### Information supplied
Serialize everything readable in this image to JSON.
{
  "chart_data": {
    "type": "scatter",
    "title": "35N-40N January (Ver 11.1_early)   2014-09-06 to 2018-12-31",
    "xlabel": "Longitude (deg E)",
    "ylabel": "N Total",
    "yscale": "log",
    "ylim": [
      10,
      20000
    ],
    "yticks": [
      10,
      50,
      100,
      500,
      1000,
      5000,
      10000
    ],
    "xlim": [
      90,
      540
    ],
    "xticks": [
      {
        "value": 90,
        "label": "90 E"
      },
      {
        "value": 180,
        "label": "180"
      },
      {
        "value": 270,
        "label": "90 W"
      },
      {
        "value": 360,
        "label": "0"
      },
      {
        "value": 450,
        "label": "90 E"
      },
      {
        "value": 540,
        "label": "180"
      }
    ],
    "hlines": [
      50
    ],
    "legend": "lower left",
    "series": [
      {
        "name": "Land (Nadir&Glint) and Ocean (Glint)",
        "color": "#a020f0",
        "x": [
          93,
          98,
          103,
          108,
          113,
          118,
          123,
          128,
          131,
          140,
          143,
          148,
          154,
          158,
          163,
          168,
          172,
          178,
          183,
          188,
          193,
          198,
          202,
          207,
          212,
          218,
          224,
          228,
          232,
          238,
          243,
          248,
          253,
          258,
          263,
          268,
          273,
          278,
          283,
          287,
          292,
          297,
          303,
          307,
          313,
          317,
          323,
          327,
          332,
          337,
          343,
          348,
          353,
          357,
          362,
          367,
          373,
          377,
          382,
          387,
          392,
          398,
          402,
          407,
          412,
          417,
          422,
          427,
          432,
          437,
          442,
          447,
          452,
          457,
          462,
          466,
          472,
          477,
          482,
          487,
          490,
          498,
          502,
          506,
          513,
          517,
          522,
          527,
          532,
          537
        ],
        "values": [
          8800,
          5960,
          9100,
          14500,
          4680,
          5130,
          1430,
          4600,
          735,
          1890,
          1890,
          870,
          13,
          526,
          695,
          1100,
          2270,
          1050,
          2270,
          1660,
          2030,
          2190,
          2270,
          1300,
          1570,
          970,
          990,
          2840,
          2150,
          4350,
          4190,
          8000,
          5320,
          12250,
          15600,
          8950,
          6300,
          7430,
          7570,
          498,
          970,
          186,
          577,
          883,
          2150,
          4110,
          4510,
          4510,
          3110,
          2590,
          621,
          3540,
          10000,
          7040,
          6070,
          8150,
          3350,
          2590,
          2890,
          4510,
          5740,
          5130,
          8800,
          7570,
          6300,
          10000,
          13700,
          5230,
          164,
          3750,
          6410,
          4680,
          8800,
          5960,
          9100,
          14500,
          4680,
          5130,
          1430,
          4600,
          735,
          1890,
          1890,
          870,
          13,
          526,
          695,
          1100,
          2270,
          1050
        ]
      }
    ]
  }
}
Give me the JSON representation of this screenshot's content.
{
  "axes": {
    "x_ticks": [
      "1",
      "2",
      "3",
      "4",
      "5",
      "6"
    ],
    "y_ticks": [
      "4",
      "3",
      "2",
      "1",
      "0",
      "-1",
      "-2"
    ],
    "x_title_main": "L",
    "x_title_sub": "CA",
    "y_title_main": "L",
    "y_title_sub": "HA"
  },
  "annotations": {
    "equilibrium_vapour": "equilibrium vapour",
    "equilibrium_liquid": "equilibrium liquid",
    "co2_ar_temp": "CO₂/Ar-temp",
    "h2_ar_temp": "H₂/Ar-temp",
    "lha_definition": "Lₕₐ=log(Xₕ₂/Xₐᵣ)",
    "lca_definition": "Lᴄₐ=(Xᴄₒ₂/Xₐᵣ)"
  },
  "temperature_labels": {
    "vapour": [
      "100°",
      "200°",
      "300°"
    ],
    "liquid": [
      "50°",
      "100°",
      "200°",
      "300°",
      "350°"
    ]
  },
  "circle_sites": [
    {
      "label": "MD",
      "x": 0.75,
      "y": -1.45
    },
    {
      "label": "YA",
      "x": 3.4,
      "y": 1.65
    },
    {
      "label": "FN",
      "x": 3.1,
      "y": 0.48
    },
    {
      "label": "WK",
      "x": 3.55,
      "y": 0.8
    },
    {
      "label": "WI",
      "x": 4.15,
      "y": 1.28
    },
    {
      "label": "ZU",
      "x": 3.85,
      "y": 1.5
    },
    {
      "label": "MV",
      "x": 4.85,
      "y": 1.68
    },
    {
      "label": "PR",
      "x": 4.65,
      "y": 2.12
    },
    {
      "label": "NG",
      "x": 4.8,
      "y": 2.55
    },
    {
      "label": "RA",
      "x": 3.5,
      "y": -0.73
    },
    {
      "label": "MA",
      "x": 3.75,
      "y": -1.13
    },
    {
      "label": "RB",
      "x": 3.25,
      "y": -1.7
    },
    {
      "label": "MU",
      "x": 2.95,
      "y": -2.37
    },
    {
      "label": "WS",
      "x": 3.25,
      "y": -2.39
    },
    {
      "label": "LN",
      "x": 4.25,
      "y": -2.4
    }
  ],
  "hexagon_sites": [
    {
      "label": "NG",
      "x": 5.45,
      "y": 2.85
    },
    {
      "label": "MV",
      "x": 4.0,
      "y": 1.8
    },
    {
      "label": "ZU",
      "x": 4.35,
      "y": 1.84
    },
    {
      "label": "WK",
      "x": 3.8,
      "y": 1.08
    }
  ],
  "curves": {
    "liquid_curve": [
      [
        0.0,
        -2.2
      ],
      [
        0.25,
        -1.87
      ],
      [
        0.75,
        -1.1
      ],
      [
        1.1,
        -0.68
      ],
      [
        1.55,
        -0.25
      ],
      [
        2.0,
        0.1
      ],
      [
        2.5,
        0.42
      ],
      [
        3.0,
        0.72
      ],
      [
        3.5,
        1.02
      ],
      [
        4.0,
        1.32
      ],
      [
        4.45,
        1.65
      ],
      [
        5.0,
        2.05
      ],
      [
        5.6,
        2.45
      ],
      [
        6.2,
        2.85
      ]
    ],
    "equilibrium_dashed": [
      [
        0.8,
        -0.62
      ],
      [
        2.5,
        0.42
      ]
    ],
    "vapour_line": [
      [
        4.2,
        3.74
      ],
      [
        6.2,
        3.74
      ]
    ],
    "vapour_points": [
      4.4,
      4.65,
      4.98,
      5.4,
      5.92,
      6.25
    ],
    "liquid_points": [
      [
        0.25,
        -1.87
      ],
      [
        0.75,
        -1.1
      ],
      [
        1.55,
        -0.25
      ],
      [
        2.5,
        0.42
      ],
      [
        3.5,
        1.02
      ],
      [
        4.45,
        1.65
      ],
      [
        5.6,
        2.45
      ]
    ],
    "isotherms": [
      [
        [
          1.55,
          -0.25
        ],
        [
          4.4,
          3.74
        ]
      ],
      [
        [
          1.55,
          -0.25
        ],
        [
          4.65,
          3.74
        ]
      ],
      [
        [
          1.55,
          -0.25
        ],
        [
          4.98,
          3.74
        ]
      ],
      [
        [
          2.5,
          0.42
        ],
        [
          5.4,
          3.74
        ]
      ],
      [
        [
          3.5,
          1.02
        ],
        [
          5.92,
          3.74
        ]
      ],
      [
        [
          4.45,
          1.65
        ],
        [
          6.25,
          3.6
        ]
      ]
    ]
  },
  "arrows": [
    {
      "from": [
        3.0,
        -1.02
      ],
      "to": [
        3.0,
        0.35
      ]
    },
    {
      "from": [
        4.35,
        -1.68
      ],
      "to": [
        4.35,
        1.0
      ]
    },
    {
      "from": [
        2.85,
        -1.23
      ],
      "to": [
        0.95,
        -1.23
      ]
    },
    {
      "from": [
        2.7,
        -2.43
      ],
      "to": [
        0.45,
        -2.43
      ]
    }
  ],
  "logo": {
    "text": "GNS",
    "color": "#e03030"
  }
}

### The exercise
Copy the records above exactly as they appear.

### Solution to this problem
Serialize everything readable in this image to JSON.
{
  "chart_data": {
    "type": "scatter",
    "title": "35N-40N January (Ver 11.1_early)   2014-09-06 to 2018-12-31",
    "xlabel": "Longitude (deg E)",
    "ylabel": "N Total",
    "yscale": "log",
    "ylim": [
      10,
      20000
    ],
    "yticks": [
      10,
      50,
      100,
      500,
      1000,
      5000,
      10000
    ],
    "xlim": [
      90,
      540
    ],
    "xticks": [
      {
        "value": 90,
        "label": "90 E"
      },
      {
        "value": 180,
        "label": "180"
      },
      {
        "value": 270,
        "label": "90 W"
      },
      {
        "value": 360,
        "label": "0"
      },
      {
        "value": 450,
        "label": "90 E"
      },
      {
        "value": 540,
        "label": "180"
      }
    ],
    "hlines": [
      50
    ],
    "legend": "lower left",
    "series": [
      {
        "name": "Land (Nadir&Glint) and Ocean (Glint)",
        "color": "#a020f0",
        "x": [
          93,
          98,
          103,
          108,
          113,
          118,
          123,
          128,
          131,
          140,
          143,
          148,
          154,
          158,
          163,
          168,
          172,
          178,
          183,
          188,
          193,
          198,
          202,
          207,
          212,
          218,
          224,
          228,
          232,
          238,
          243,
          248,
          253,
          258,
          263,
          268,
          273,
          278,
          283,
          287,
          292,
          297,
          303,
          307,
          313,
          317,
          323,
          327,
          332,
          337,
          343,
          348,
          353,
          357,
          362,
          367,
          373,
          377,
          382,
          387,
          392,
          398,
          402,
          407,
          412,
          417,
          422,
          427,
          432,
          437,
          442,
          447,
          452,
          457,
          462,
          466,
          472,
          477,
          482,
          487,
          490,
          498,
          502,
          506,
          513,
          517,
          522,
          527,
          532,
          537
        ],
        "values": [
          8800,
          5960,
          9100,
          14500,
          4680,
          5130,
          1430,
          4600,
          735,
          1890,
          1890,
          870,
          13,
          526,
          695,
          1100,
          2270,
          1050,
          2270,
          1660,
          2030,
          2190,
          2270,
          1300,
          1570,
          970,
          990,
          2840,
          2150,
          4350,
          4190,
          8000,
          5320,
          12250,
          15600,
          8950,
          6300,
          7430,
          7570,
          498,
          970,
          186,
          577,
          883,
          2150,
          4110,
          4510,
          4510,
          3110,
          2590,
          621,
          3540,
          10000,
          7040,
          6070,
          8150,
          3350,
          2590,
          2890,
          4510,
          5740,
          5130,
          8800,
          7570,
          6300,
          10000,
          13700,
          5230,
          164,
          3750,
          6410,
          4680,
          8800,
          5960,
          9100,
          14500,
          4680,
          5130,
          1430,
          4600,
          735,
          1890,
          1890,
          870,
          13,
          526,
          695,
          1100,
          2270,
          1050
        ]
      }
    ]
  }
}
Give me the JSON representation of this screenshot's content.
{
  "axes": {
    "x_ticks": [
      "1",
      "2",
      "3",
      "4",
      "5",
      "6"
    ],
    "y_ticks": [
      "4",
      "3",
      "2",
      "1",
      "0",
      "-1",
      "-2"
    ],
    "x_title_main": "L",
    "x_title_sub": "CA",
    "y_title_main": "L",
    "y_title_sub": "HA"
  },
  "annotations": {
    "equilibrium_vapour": "equilibrium vapour",
    "equilibrium_liquid": "equilibrium liquid",
    "co2_ar_temp": "CO₂/Ar-temp",
    "h2_ar_temp": "H₂/Ar-temp",
    "lha_definition": "Lₕₐ=log(Xₕ₂/Xₐᵣ)",
    "lca_definition": "Lᴄₐ=(Xᴄₒ₂/Xₐᵣ)"
  },
  "temperature_labels": {
    "vapour": [
      "100°",
      "200°",
      "300°"
    ],
    "liquid": [
      "50°",
      "100°",
      "200°",
      "300°",
      "350°"
    ]
  },
  "circle_sites": [
    {
      "label": "MD",
      "x": 0.75,
      "y": -1.45
    },
    {
      "label": "YA",
      "x": 3.4,
      "y": 1.65
    },
    {
      "label": "FN",
      "x": 3.1,
      "y": 0.48
    },
    {
      "label": "WK",
      "x": 3.55,
      "y": 0.8
    },
    {
      "label": "WI",
      "x": 4.15,
      "y": 1.28
    },
    {
      "label": "ZU",
      "x": 3.85,
      "y": 1.5
    },
    {
      "label": "MV",
      "x": 4.85,
      "y": 1.68
    },
    {
      "label": "PR",
      "x": 4.65,
      "y": 2.12
    },
    {
      "label": "NG",
      "x": 4.8,
      "y": 2.55
    },
    {
      "label": "RA",
      "x": 3.5,
      "y": -0.73
    },
    {
      "label": "MA",
      "x": 3.75,
      "y": -1.13
    },
    {
      "label": "RB",
      "x": 3.25,
      "y": -1.7
    },
    {
      "label": "MU",
      "x": 2.95,
      "y": -2.37
    },
    {
      "label": "WS",
      "x": 3.25,
      "y": -2.39
    },
    {
      "label": "LN",
      "x": 4.25,
      "y": -2.4
    }
  ],
  "hexagon_sites": [
    {
      "label": "NG",
      "x": 5.45,
      "y": 2.85
    },
    {
      "label": "MV",
      "x": 4.0,
      "y": 1.8
    },
    {
      "label": "ZU",
      "x": 4.35,
      "y": 1.84
    },
    {
      "label": "WK",
      "x": 3.8,
      "y": 1.08
    }
  ],
  "curves": {
    "liquid_curve": [
      [
        0.0,
        -2.2
      ],
      [
        0.25,
        -1.87
      ],
      [
        0.75,
        -1.1
      ],
      [
        1.1,
        -0.68
      ],
      [
        1.55,
        -0.25
      ],
      [
        2.0,
        0.1
      ],
      [
        2.5,
        0.42
      ],
      [
        3.0,
        0.72
      ],
      [
        3.5,
        1.02
      ],
      [
        4.0,
        1.32
      ],
      [
        4.45,
        1.65
      ],
      [
        5.0,
        2.05
      ],
      [
        5.6,
        2.45
      ],
      [
        6.2,
        2.85
      ]
    ],
    "equilibrium_dashed": [
      [
        0.8,
        -0.62
      ],
      [
        2.5,
        0.42
      ]
    ],
    "vapour_line": [
      [
        4.2,
        3.74
      ],
      [
        6.2,
        3.74
      ]
    ],
    "vapour_points": [
      4.4,
      4.65,
      4.98,
      5.4,
      5.92,
      6.25
    ],
    "liquid_points": [
      [
        0.25,
        -1.87
      ],
      [
        0.75,
        -1.1
      ],
      [
        1.55,
        -0.25
      ],
      [
        2.5,
        0.42
      ],
      [
        3.5,
        1.02
      ],
      [
        4.45,
        1.65
      ],
      [
        5.6,
        2.45
      ]
    ],
    "isotherms": [
      [
        [
          1.55,
          -0.25
        ],
        [
          4.4,
          3.74
        ]
      ],
      [
        [
          1.55,
          -0.25
        ],
        [
          4.65,
          3.74
        ]
      ],
      [
        [
          1.55,
          -0.25
        ],
        [
          4.98,
          3.74
        ]
      ],
      [
        [
          2.5,
          0.42
        ],
        [
          5.4,
          3.74
        ]
      ],
      [
        [
          3.5,
          1.02
        ],
        [
          5.92,
          3.74
        ]
      ],
      [
        [
          4.45,
          1.65
        ],
        [
          6.25,
          3.6
        ]
      ]
    ]
  },
  "arrows": [
    {
      "from": [
        3.0,
        -1.02
      ],
      "to": [
        3.0,
        0.35
      ]
    },
    {
      "from": [
        4.35,
        -1.68
      ],
      "to": [
        4.35,
        1.0
      ]
    },
    {
      "from": [
        2.85,
        -1.23
      ],
      "to": [
        0.95,
        -1.23
      ]
    },
    {
      "from": [
        2.7,
        -2.43
      ],
      "to": [
        0.45,
        -2.43
      ]
    }
  ],
  "logo": {
    "text": "GNS",
    "color": "#e03030"
  }
}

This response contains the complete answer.